• STATED TASK
Rewrite the lines of every entry below, substituting "switch arrow" for each "actuation arrow" and keeping everything else the same. Leave the pictures out.

• MATERIALS PROVIDED
───

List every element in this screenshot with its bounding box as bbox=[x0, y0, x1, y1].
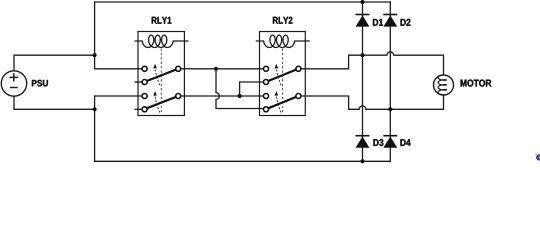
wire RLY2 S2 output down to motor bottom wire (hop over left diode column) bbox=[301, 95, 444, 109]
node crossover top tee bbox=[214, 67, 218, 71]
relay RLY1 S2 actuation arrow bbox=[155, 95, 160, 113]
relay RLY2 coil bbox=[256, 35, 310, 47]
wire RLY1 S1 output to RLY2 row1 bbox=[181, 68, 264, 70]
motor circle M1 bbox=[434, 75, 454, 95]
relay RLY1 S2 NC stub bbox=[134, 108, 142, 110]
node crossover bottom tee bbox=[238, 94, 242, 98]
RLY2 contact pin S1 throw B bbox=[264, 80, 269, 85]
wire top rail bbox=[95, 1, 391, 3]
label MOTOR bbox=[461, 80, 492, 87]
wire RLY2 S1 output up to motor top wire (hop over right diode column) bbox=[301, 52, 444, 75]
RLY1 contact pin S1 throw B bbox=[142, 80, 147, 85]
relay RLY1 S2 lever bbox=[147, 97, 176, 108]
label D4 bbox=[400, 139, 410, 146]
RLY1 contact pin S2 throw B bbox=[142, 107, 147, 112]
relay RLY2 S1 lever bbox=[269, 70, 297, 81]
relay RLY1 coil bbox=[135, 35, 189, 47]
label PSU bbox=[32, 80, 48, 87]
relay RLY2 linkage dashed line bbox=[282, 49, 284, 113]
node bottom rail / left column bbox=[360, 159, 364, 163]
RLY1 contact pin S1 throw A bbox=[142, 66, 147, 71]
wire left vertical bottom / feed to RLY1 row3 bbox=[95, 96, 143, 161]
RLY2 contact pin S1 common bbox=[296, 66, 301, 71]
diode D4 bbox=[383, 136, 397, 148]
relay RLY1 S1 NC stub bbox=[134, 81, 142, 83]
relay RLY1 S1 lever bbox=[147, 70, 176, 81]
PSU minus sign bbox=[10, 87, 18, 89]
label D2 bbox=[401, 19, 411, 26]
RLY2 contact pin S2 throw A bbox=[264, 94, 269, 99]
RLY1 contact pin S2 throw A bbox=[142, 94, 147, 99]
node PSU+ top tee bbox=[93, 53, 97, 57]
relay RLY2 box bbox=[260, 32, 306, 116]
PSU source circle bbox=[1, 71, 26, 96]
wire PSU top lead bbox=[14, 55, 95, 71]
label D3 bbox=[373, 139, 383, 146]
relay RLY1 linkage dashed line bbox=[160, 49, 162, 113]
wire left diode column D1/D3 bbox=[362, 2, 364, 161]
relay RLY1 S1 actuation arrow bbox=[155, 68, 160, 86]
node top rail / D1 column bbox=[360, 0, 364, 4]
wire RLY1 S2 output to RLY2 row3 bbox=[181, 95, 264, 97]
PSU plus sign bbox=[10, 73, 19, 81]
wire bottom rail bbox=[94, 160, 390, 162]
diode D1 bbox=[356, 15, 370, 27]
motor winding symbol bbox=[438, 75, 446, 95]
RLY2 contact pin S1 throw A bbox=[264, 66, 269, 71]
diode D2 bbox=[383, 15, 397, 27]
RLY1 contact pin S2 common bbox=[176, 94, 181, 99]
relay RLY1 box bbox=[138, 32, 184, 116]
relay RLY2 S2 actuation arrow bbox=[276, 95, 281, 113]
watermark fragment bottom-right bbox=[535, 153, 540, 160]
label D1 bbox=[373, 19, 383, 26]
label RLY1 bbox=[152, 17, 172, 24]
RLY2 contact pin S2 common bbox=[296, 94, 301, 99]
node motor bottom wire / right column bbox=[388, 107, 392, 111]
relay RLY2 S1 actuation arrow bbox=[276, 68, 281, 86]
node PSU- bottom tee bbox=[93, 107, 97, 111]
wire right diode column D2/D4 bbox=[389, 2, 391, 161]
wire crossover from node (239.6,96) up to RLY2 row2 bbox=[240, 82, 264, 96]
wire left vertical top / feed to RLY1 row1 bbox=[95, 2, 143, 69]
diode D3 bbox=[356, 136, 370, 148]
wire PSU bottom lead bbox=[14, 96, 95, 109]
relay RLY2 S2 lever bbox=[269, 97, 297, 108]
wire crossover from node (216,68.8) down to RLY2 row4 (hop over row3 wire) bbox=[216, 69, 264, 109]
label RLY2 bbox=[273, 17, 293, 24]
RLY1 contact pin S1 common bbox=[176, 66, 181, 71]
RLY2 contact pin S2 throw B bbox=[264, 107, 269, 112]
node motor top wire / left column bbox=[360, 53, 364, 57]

───

• EXERCISE OUTPUT
List every element in this screenshot with its bounding box as bbox=[x0, y0, x1, y1].
wire RLY2 S2 output down to motor bottom wire (hop over left diode column) bbox=[301, 95, 444, 109]
node crossover top tee bbox=[214, 67, 218, 71]
relay RLY1 S2 switch arrow bbox=[155, 95, 160, 113]
relay RLY2 coil bbox=[256, 35, 310, 47]
wire RLY1 S1 output to RLY2 row1 bbox=[181, 68, 264, 70]
motor circle M1 bbox=[434, 75, 454, 95]
relay RLY1 S2 NC stub bbox=[134, 108, 142, 110]
node crossover bottom tee bbox=[238, 94, 242, 98]
RLY2 contact pin S1 throw B bbox=[264, 80, 269, 85]
wire top rail bbox=[95, 1, 391, 3]
label MOTOR bbox=[461, 80, 492, 87]
wire RLY2 S1 output up to motor top wire (hop over right diode column) bbox=[301, 52, 444, 75]
RLY1 contact pin S1 throw B bbox=[142, 80, 147, 85]
relay RLY1 S2 lever bbox=[147, 97, 176, 108]
label D4 bbox=[400, 139, 410, 146]
RLY1 contact pin S2 throw B bbox=[142, 107, 147, 112]
relay RLY2 S1 lever bbox=[269, 70, 297, 81]
relay RLY1 coil bbox=[135, 35, 189, 47]
label PSU bbox=[32, 80, 48, 87]
relay RLY2 linkage dashed line bbox=[282, 49, 284, 113]
node bottom rail / left column bbox=[360, 159, 364, 163]
RLY1 contact pin S1 throw A bbox=[142, 66, 147, 71]
wire left vertical bottom / feed to RLY1 row3 bbox=[95, 96, 143, 161]
RLY2 contact pin S1 common bbox=[296, 66, 301, 71]
diode D4 bbox=[383, 136, 397, 148]
relay RLY1 S1 NC stub bbox=[134, 81, 142, 83]
relay RLY1 S1 lever bbox=[147, 70, 176, 81]
PSU minus sign bbox=[10, 87, 18, 89]
label D2 bbox=[401, 19, 411, 26]
RLY2 contact pin S2 throw A bbox=[264, 94, 269, 99]
RLY1 contact pin S2 throw A bbox=[142, 94, 147, 99]
node PSU+ top tee bbox=[93, 53, 97, 57]
relay RLY2 box bbox=[260, 32, 306, 116]
PSU source circle bbox=[1, 71, 26, 96]
wire PSU top lead bbox=[14, 55, 95, 71]
label D3 bbox=[373, 139, 383, 146]
relay RLY1 linkage dashed line bbox=[160, 49, 162, 113]
wire left diode column D1/D3 bbox=[362, 2, 364, 161]
relay RLY1 S1 switch arrow bbox=[155, 68, 160, 86]
node top rail / D1 column bbox=[360, 0, 364, 4]
wire RLY1 S2 output to RLY2 row3 bbox=[181, 95, 264, 97]
PSU plus sign bbox=[10, 73, 19, 81]
wire bottom rail bbox=[94, 160, 390, 162]
diode D1 bbox=[356, 15, 370, 27]
motor winding symbol bbox=[438, 75, 446, 95]
RLY2 contact pin S1 throw A bbox=[264, 66, 269, 71]
diode D2 bbox=[383, 15, 397, 27]
RLY1 contact pin S2 common bbox=[176, 94, 181, 99]
relay RLY1 box bbox=[138, 32, 184, 116]
relay RLY2 S2 switch arrow bbox=[276, 95, 281, 113]
watermark fragment bottom-right bbox=[535, 153, 540, 160]
label D1 bbox=[373, 19, 383, 26]
label RLY1 bbox=[152, 17, 172, 24]
RLY2 contact pin S2 common bbox=[296, 94, 301, 99]
node motor bottom wire / right column bbox=[388, 107, 392, 111]
relay RLY2 S1 switch arrow bbox=[276, 68, 281, 86]
node PSU- bottom tee bbox=[93, 107, 97, 111]
wire right diode column D2/D4 bbox=[389, 2, 391, 161]
wire crossover from node (239.6,96) up to RLY2 row2 bbox=[240, 82, 264, 96]
wire left vertical top / feed to RLY1 row1 bbox=[95, 2, 143, 69]
diode D3 bbox=[356, 136, 370, 148]
wire PSU bottom lead bbox=[14, 96, 95, 109]
relay RLY2 S2 lever bbox=[269, 97, 297, 108]
wire crossover from node (216,68.8) down to RLY2 row4 (hop over row3 wire) bbox=[216, 69, 264, 109]
label RLY2 bbox=[273, 17, 293, 24]
RLY1 contact pin S1 common bbox=[176, 66, 181, 71]
RLY2 contact pin S2 throw B bbox=[264, 107, 269, 112]
node motor top wire / left column bbox=[360, 53, 364, 57]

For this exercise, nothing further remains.